* _Work order 1_:
Answer these questions about the article on trees and relaxation:
(a) Who first named Shinrin-yoku, and in what year?
(b) Which two universities made up the joint research team?
(c) From how many forests across Japan did the team review results?
* _Work order 2_: Retype the part of the article on trees and relaxation that opens with the words containing "The physiological effects" and closes with "forests across Japan.".

Spending time in nature is a great way to relax, and now science backs up this idea by telling us exactly how many trees we need to see to relax. The crisp, fresh smell of pine trees, the rustling sound of palm fronds, and the drooping fountain of green of a weeping willow tree; all of these are beautiful aspects of the peacefulness that trees bring us.
Finding a quiet spot under a tree in the shade that it gives you in the peak hours of mid day sunlight, or resting against its trunk on the sunny side as the sun is lower in the sky, can be the most relaxing place to spend your time. In this article, we will look at some of the ways that trees help us to physically relax our bodies and overcome the stress response.
Here’s How Many Trees You Need to See To Relax, According to Science
The term Shinrin-yoku, or “forest bathing,” was first named by the Japanese Ministry of Agriculture, Forestry, and Fisheries in 1982. The name for spending time looking at trees in order to relax gives us a way to talk about the significant discovery that science has identified; human health and the environment are connected in important ways.
The stress response and its effect on your body
Heart rate variability, levels of the stress hormone cortisol, blood pressure, pulse rate, and perspiration are all measurable parts of the body’s stress response. Researchers look at these measurements in people at baseline, after exposing them to a controlled stressful situation, and after they looked at a certain number of trees in a forest setting. According to science, taking in the atmosphere of a forest can improve your state of mind and physical relaxation.
Stress can be caused by many different things in our environment, from our jobs, to too much traffic, to not having enough time to do what we want to do. Stress is a killer though, and it can lead to coronary heart disease, overeating, stroke, immune health problems, and a lower quality of life.
Our response to environmental factors can either be healthy and positive, or negative and harmful to our health. In many ways, we can control our response to stressful events by reframing the way that we think about these events. For example, looking at stress as a challenge that we know we have the skills to handle effectively can be one effective way to relax.
The physiological effects on your body when you see trees
A joint research team at the University of Illinois at Urbana, Champaign and the University of Hong Kong, Hong Kong studied the density of trees that we see in city parks and peoples’ ability to recover after a stressful event. They reviewed the results from several previous studies and from 24 forests across Japan.

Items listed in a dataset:
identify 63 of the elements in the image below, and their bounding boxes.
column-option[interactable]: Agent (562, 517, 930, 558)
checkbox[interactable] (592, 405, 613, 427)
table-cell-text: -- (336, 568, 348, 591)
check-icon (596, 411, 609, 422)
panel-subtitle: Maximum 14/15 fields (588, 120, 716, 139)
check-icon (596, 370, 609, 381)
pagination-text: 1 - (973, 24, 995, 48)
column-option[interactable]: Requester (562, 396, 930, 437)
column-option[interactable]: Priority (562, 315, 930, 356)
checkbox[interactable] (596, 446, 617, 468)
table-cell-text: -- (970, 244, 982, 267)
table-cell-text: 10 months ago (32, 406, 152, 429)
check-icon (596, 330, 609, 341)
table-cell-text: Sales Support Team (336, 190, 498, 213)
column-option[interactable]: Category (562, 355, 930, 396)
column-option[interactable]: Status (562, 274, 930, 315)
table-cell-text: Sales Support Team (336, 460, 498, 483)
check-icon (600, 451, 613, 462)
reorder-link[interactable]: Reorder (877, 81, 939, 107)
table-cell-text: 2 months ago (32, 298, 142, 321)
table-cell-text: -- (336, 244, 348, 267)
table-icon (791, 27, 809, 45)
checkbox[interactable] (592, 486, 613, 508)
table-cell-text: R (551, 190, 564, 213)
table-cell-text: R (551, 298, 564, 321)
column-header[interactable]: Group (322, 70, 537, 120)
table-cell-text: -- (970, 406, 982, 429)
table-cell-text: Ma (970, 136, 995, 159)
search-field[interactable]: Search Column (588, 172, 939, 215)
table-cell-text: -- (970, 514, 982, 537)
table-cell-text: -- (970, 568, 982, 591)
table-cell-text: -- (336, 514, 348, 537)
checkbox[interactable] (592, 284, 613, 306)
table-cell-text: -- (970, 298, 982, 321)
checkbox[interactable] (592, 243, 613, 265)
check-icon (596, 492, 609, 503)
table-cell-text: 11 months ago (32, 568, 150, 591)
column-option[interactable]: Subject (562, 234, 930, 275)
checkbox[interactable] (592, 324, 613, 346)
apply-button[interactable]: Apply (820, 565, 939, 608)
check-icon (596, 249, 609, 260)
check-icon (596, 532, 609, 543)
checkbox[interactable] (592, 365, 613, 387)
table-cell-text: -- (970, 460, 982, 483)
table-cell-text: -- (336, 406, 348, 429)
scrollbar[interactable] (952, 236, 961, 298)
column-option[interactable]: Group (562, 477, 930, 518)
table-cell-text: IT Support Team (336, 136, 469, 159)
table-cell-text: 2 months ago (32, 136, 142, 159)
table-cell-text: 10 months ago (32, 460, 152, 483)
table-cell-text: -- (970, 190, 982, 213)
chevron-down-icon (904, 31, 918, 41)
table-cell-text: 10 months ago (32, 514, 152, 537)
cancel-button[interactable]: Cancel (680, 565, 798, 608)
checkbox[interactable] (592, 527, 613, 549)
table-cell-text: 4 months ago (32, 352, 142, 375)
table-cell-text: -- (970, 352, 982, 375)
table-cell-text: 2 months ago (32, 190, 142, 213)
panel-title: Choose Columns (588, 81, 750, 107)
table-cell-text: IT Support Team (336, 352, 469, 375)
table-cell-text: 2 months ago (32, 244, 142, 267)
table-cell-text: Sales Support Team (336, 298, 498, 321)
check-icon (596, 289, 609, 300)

* _Reply 1_:
(a) The Japanese Ministry of Agriculture, Forestry, and Fisheries, in 1982.
(b) The University of Illinois at Urbana, Champaign and the University of Hong Kong.
(c) 24 forests.

* _Reply 2_:
The physiological effects on your body when you see trees
A joint research team at the University of Illinois at Urbana, Champaign and the University of Hong Kong, Hong Kong studied the density of trees that we see in city parks and peoples’ ability to recover after a stressful event. They reviewed the results from several previous studies and from 24 forests across Japan.